** Written task **
The entries below need to be written out exactly, with no pictures included.

** Data records **
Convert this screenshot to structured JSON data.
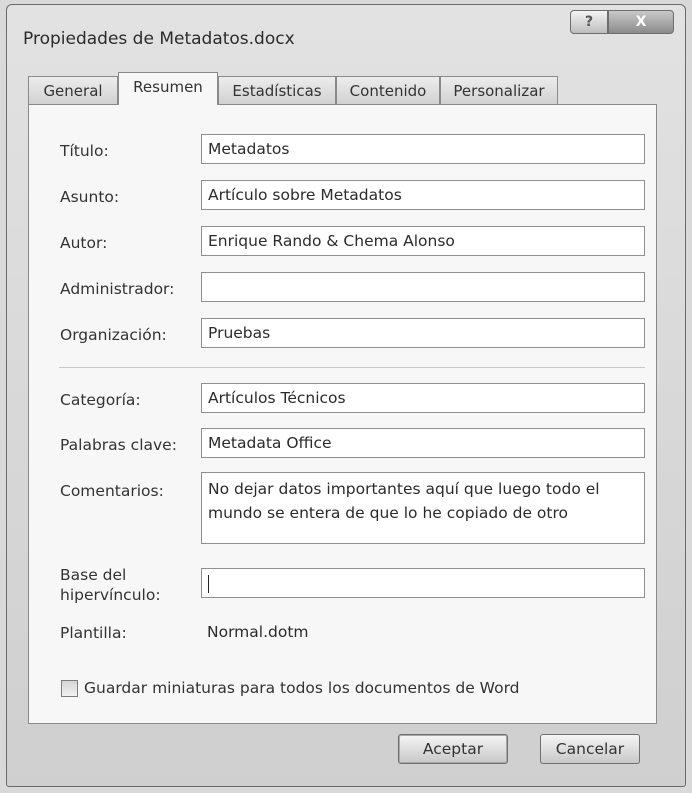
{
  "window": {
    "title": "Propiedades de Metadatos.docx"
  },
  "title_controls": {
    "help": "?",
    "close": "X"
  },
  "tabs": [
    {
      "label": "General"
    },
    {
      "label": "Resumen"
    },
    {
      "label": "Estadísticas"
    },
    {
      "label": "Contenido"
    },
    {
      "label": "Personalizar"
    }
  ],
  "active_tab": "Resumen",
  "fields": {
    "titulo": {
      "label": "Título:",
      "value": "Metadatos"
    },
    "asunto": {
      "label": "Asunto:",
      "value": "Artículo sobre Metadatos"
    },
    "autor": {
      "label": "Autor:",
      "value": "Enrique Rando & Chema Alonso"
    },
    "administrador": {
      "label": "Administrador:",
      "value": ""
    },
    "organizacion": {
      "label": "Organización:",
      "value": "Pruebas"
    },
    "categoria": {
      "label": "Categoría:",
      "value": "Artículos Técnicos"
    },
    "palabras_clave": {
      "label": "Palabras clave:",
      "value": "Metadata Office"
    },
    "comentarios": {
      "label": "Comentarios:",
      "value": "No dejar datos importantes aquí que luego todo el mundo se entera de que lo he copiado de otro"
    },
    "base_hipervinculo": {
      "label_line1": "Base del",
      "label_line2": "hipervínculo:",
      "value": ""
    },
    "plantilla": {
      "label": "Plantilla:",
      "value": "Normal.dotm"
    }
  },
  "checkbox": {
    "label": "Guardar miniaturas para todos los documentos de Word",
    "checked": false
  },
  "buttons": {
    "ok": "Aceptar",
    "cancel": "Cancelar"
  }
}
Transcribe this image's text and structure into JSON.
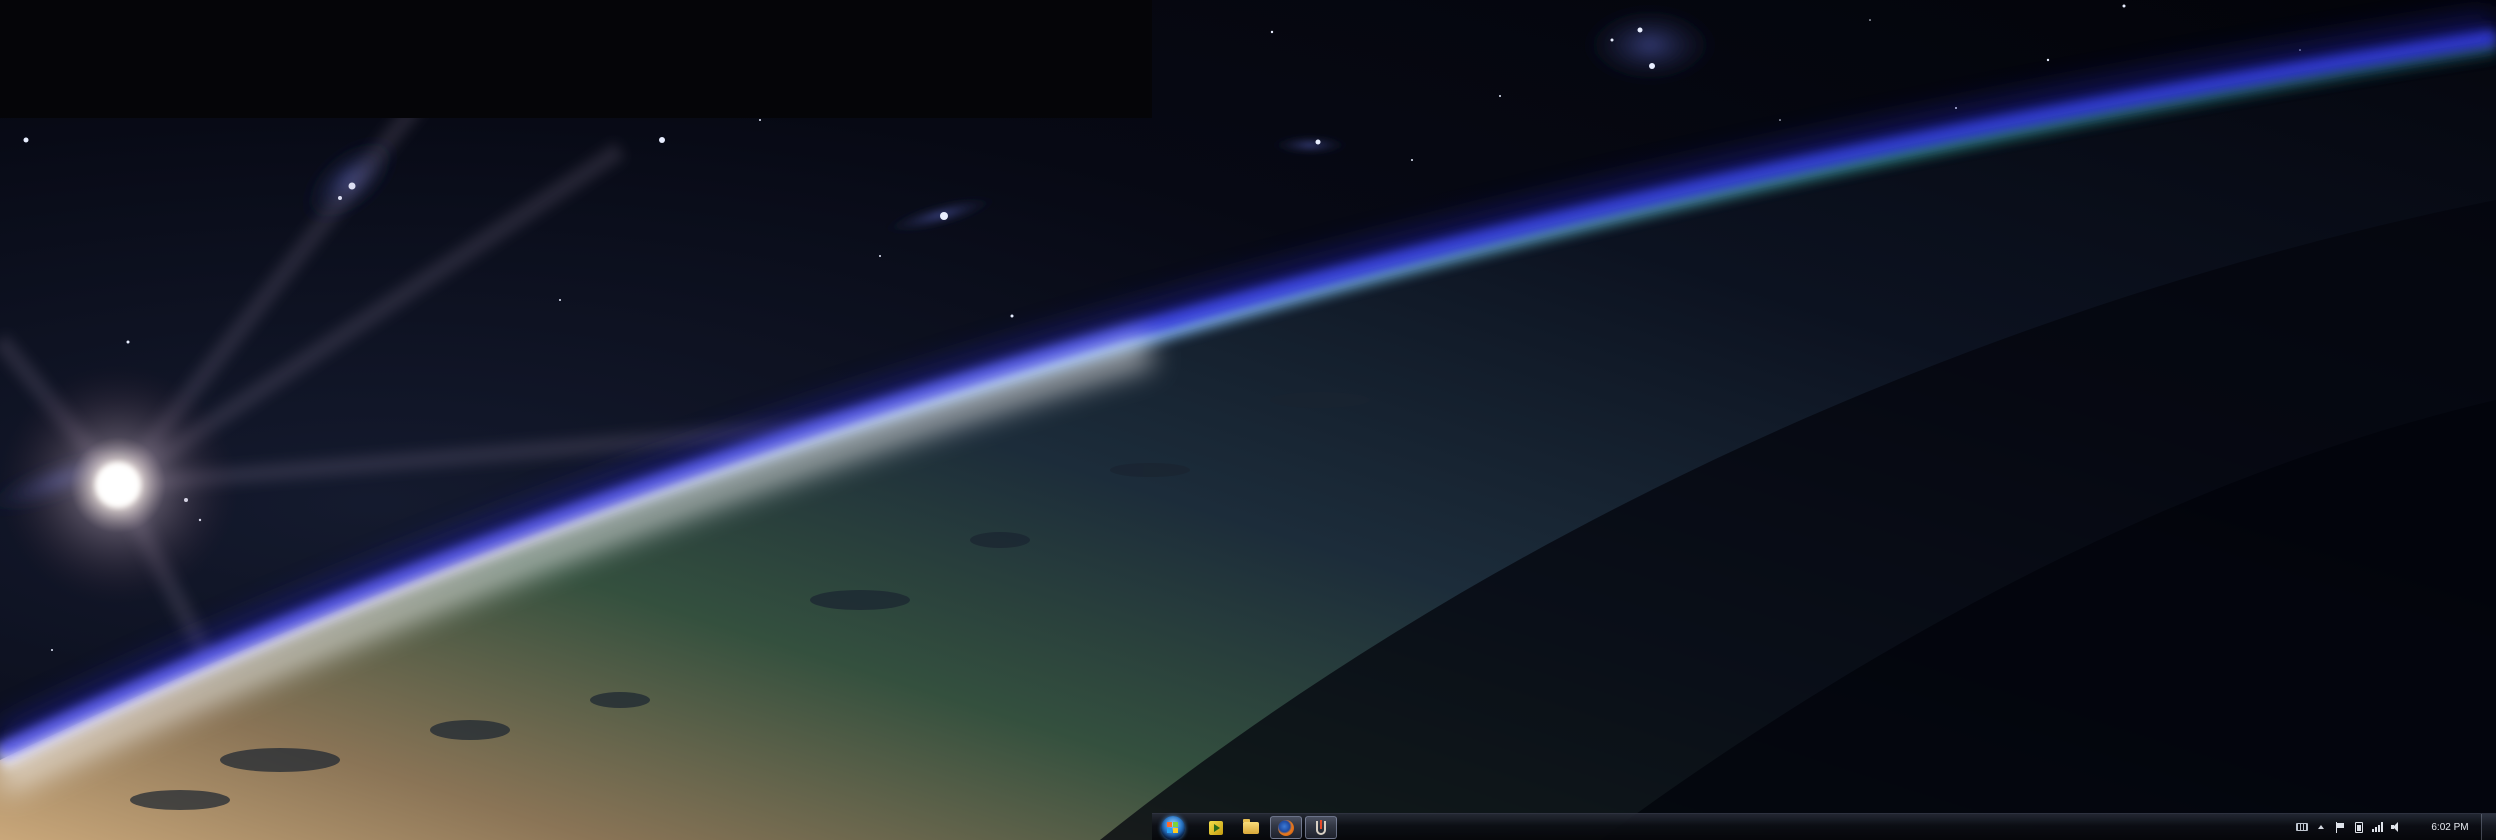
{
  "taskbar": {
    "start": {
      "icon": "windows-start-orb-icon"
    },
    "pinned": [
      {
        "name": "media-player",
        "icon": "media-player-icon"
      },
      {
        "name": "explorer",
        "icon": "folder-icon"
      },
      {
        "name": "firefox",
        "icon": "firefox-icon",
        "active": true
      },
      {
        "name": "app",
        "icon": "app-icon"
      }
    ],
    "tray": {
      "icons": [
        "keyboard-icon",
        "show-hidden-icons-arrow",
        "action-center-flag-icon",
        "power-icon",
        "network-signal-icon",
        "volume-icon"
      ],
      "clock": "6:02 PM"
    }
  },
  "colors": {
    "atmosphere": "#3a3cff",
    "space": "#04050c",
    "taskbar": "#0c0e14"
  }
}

** Complete response **
Convert this screenshot to structured JSON data.
{
  "window": {
    "title": "Propiedades de Metadatos.docx"
  },
  "title_controls": {
    "help": "?",
    "close": "X"
  },
  "tabs": [
    {
      "label": "General"
    },
    {
      "label": "Resumen"
    },
    {
      "label": "Estadísticas"
    },
    {
      "label": "Contenido"
    },
    {
      "label": "Personalizar"
    }
  ],
  "active_tab": "Resumen",
  "fields": {
    "titulo": {
      "label": "Título:",
      "value": "Metadatos"
    },
    "asunto": {
      "label": "Asunto:",
      "value": "Artículo sobre Metadatos"
    },
    "autor": {
      "label": "Autor:",
      "value": "Enrique Rando & Chema Alonso"
    },
    "administrador": {
      "label": "Administrador:",
      "value": ""
    },
    "organizacion": {
      "label": "Organización:",
      "value": "Pruebas"
    },
    "categoria": {
      "label": "Categoría:",
      "value": "Artículos Técnicos"
    },
    "palabras_clave": {
      "label": "Palabras clave:",
      "value": "Metadata Office"
    },
    "comentarios": {
      "label": "Comentarios:",
      "value": "No dejar datos importantes aquí que luego todo el mundo se entera de que lo he copiado de otro"
    },
    "base_hipervinculo": {
      "label_line1": "Base del",
      "label_line2": "hipervínculo:",
      "value": ""
    },
    "plantilla": {
      "label": "Plantilla:",
      "value": "Normal.dotm"
    }
  },
  "checkbox": {
    "label": "Guardar miniaturas para todos los documentos de Word",
    "checked": false
  },
  "buttons": {
    "ok": "Aceptar",
    "cancel": "Cancelar"
  }
}
Transcribe this image's text and structure into JSON.
{
  "taskbar": {
    "start": {
      "icon": "windows-start-orb-icon"
    },
    "pinned": [
      {
        "name": "media-player",
        "icon": "media-player-icon"
      },
      {
        "name": "explorer",
        "icon": "folder-icon"
      },
      {
        "name": "firefox",
        "icon": "firefox-icon",
        "active": true
      },
      {
        "name": "app",
        "icon": "app-icon"
      }
    ],
    "tray": {
      "icons": [
        "keyboard-icon",
        "show-hidden-icons-arrow",
        "action-center-flag-icon",
        "power-icon",
        "network-signal-icon",
        "volume-icon"
      ],
      "clock": "6:02 PM"
    }
  },
  "colors": {
    "atmosphere": "#3a3cff",
    "space": "#04050c",
    "taskbar": "#0c0e14"
  }
}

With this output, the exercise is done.